── Фрагмент
Случай же Лизы Хереш — другой и более редкий. Она очень быстро нащупала собственные приемы работы со словом, образом, блоками смыслов (в которых опирается на предшественников — от Елены Шварц до Полины Барсковой, но не подражает им), но сам материал у нее — культура. А это сопряжено с огромными рисками, ибо с первой же строки видно, насколько человек здесь у себя дома, насколько он понимает, что с чем как соотносится и что на какой полочке лежит. Попросту — насколько он умен, не бытовым, а профессиональным, историческим и филологическим умом. И насколько он притом смел, а смелость — в том числе в отсутствии страха перед встающим по ту сторону ума безумием.

Хереш — это уже понятно — человек не только поэтически талантливый, но и умный, и смелый. Смелость в том, что она не боится превращать, положим, литературоведов-формалистов или философа Татьяну Горичеву, переписывавшуюся в 1970-е годы с престарелым Хайдеггером, в персонажей каких-то странных сказок, какого-то фэнтези. И в той безоглядности, в которой персональное и эмоциональное вплетается в пространства культурного мифа:

мой отец не умел бриться
он ранил себя ради нас
полотенце лежало в его крови как нездешняя птица
кажется он был апостолом павлом
и его любовь не бесчинствовала
она была алой
она не ревновала, и была готова учиться
она ошибалась в прописях, но тотчас
исправлялась и плевала в страницу

У Хереш есть уже свой подход к языку, образу, просодии. Иногда еще в сложных ритмических (с факультативной рифмовкой) конструкциях ее стихов, сочетании филологизма и физиологизма видна некоторая нетвердость руки (скажем, в начале стихотворения про Осипа Брика) — но это, вероятно, пройдет. Главное, что это стихи, при всей своей сложности и глубине, интонационно и пластически живые:

последняя зима как первое рождение
он забывает все приемы
он идет к себе в мясистое во влажное в лесное

на небе на снегу растет трава
и в колыбели ломится младенец
сияющий и пленочный как лампа

Дебют, в общем, отличный. Хочется, чтобы и продолжение не разочаровало.
────
── Извлеченные записи
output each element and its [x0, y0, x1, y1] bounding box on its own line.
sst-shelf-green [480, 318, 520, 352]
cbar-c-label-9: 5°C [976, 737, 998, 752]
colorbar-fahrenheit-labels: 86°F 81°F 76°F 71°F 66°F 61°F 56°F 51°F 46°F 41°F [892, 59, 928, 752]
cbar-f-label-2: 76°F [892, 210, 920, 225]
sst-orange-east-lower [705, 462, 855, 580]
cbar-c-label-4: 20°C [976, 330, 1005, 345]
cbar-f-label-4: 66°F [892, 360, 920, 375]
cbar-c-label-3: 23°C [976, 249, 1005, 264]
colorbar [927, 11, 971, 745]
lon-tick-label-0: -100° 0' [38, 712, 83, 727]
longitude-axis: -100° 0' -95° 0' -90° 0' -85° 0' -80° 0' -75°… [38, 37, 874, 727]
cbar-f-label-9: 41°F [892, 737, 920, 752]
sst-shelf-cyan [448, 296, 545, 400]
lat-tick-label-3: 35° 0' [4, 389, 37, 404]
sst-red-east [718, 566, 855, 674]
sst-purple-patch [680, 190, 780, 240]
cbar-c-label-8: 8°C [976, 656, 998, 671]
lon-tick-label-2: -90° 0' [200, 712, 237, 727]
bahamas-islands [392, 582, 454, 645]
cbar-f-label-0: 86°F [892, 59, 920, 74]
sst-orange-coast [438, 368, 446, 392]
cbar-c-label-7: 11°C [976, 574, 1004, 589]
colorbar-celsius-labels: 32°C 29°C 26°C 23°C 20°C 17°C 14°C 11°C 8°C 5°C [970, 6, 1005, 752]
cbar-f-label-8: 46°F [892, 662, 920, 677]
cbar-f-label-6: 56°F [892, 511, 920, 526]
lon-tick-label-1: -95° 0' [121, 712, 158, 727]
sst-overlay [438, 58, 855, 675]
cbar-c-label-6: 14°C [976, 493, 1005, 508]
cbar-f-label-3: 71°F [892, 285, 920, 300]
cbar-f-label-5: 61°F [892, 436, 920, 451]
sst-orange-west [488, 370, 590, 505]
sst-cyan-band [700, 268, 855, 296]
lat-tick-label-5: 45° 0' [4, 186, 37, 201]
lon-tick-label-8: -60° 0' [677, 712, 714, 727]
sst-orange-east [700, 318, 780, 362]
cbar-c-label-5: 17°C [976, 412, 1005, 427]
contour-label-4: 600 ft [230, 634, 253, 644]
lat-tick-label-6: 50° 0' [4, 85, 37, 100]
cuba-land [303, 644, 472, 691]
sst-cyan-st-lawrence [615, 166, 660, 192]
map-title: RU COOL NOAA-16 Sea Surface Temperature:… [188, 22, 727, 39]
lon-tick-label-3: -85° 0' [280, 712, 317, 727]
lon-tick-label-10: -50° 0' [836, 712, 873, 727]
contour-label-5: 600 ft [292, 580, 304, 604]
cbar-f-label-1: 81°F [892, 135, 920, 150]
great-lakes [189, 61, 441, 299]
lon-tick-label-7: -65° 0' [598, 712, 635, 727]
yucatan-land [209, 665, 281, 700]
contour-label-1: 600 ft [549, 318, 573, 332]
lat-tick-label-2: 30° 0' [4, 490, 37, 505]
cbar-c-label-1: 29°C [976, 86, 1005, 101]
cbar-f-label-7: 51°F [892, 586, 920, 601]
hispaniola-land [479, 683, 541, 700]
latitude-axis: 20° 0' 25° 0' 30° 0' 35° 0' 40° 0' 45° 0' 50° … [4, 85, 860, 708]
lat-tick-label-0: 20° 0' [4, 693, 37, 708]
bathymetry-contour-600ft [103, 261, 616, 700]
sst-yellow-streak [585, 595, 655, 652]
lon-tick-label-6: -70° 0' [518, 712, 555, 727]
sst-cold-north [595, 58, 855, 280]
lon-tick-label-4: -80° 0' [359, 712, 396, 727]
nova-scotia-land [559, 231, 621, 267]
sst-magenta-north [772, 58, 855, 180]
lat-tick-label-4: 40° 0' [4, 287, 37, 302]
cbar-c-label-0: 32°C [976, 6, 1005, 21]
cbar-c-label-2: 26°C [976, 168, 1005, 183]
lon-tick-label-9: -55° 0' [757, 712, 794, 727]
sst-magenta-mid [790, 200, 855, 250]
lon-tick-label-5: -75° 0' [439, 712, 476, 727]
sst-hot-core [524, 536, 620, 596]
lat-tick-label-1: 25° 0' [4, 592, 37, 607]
────
Условие задания
Выведите без изменений часть фрагмента от слов «на небе на снегу» до слов «продолжение не разочаровало.» включительно. Эти позиции для работы не нужны.

Ответ на задание
на небе на снегу растет трава
и в колыбели ломится младенец
сияющий и пленочный как лампа

Дебют, в общем, отличный. Хочется, чтобы и продолжение не разочаровало.